▼

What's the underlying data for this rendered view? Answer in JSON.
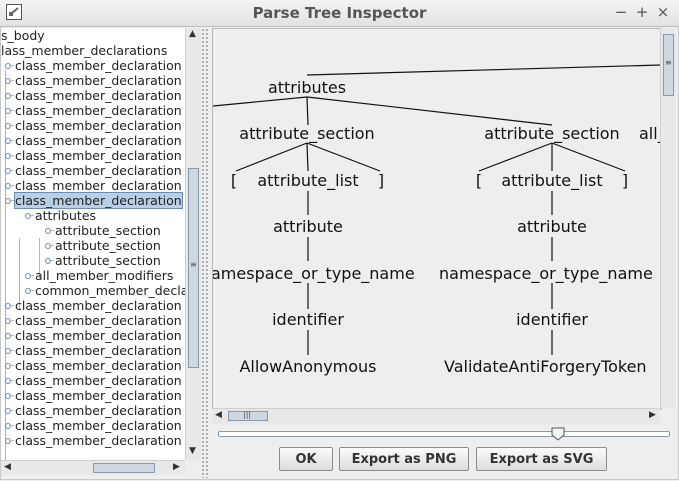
{
  "window": {
    "title": "Parse Tree Inspector",
    "controls": [
      "−",
      "+",
      "×"
    ]
  },
  "tree": {
    "items": [
      {
        "label": "s_body"
      },
      {
        "label": "lass_member_declarations"
      },
      {
        "label": "class_member_declaration"
      },
      {
        "label": "class_member_declaration"
      },
      {
        "label": "class_member_declaration"
      },
      {
        "label": "class_member_declaration"
      },
      {
        "label": "class_member_declaration"
      },
      {
        "label": "class_member_declaration"
      },
      {
        "label": "class_member_declaration"
      },
      {
        "label": "class_member_declaration"
      },
      {
        "label": "class_member_declaration"
      },
      {
        "label": "class_member_declaration",
        "selected": true
      },
      {
        "label": "attributes"
      },
      {
        "label": "attribute_section"
      },
      {
        "label": "attribute_section"
      },
      {
        "label": "attribute_section"
      },
      {
        "label": "all_member_modifiers"
      },
      {
        "label": "common_member_decla"
      },
      {
        "label": "class_member_declaration"
      },
      {
        "label": "class_member_declaration"
      },
      {
        "label": "class_member_declaration"
      },
      {
        "label": "class_member_declaration"
      },
      {
        "label": "class_member_declaration"
      },
      {
        "label": "class_member_declaration"
      },
      {
        "label": "class_member_declaration"
      },
      {
        "label": "class_member_declaration"
      },
      {
        "label": "class_member_declaration"
      },
      {
        "label": "class_member_declaration"
      }
    ]
  },
  "parse_tree": {
    "root": "attributes",
    "section_left": "attribute_section",
    "section_right": "attribute_section",
    "section_cut": "all_",
    "open_bracket": "[",
    "attr_list": "attribute_list",
    "close_bracket": "]",
    "attribute": "attribute",
    "ns_left": "amespace_or_type_name",
    "ns_right": "namespace_or_type_name",
    "identifier": "identifier",
    "leaf_left": "AllowAnonymous",
    "leaf_right": "ValidateAntiForgeryToken"
  },
  "zoom_level": 0.76,
  "buttons": {
    "ok": "OK",
    "export_png": "Export as PNG",
    "export_svg": "Export as SVG"
  }
}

▲

■ Exercise directions ■
The material above must be printed exactly, with its pictures left out.

■ Answer ■
What's the underlying data for this rendered view? Answer in JSON.
{
  "window": {
    "title": "Parse Tree Inspector",
    "controls": [
      "−",
      "+",
      "×"
    ]
  },
  "tree": {
    "items": [
      {
        "label": "s_body"
      },
      {
        "label": "lass_member_declarations"
      },
      {
        "label": "class_member_declaration"
      },
      {
        "label": "class_member_declaration"
      },
      {
        "label": "class_member_declaration"
      },
      {
        "label": "class_member_declaration"
      },
      {
        "label": "class_member_declaration"
      },
      {
        "label": "class_member_declaration"
      },
      {
        "label": "class_member_declaration"
      },
      {
        "label": "class_member_declaration"
      },
      {
        "label": "class_member_declaration"
      },
      {
        "label": "class_member_declaration",
        "selected": true
      },
      {
        "label": "attributes"
      },
      {
        "label": "attribute_section"
      },
      {
        "label": "attribute_section"
      },
      {
        "label": "attribute_section"
      },
      {
        "label": "all_member_modifiers"
      },
      {
        "label": "common_member_decla"
      },
      {
        "label": "class_member_declaration"
      },
      {
        "label": "class_member_declaration"
      },
      {
        "label": "class_member_declaration"
      },
      {
        "label": "class_member_declaration"
      },
      {
        "label": "class_member_declaration"
      },
      {
        "label": "class_member_declaration"
      },
      {
        "label": "class_member_declaration"
      },
      {
        "label": "class_member_declaration"
      },
      {
        "label": "class_member_declaration"
      },
      {
        "label": "class_member_declaration"
      }
    ]
  },
  "parse_tree": {
    "root": "attributes",
    "section_left": "attribute_section",
    "section_right": "attribute_section",
    "section_cut": "all_",
    "open_bracket": "[",
    "attr_list": "attribute_list",
    "close_bracket": "]",
    "attribute": "attribute",
    "ns_left": "amespace_or_type_name",
    "ns_right": "namespace_or_type_name",
    "identifier": "identifier",
    "leaf_left": "AllowAnonymous",
    "leaf_right": "ValidateAntiForgeryToken"
  },
  "zoom_level": 0.76,
  "buttons": {
    "ok": "OK",
    "export_png": "Export as PNG",
    "export_svg": "Export as SVG"
  }
}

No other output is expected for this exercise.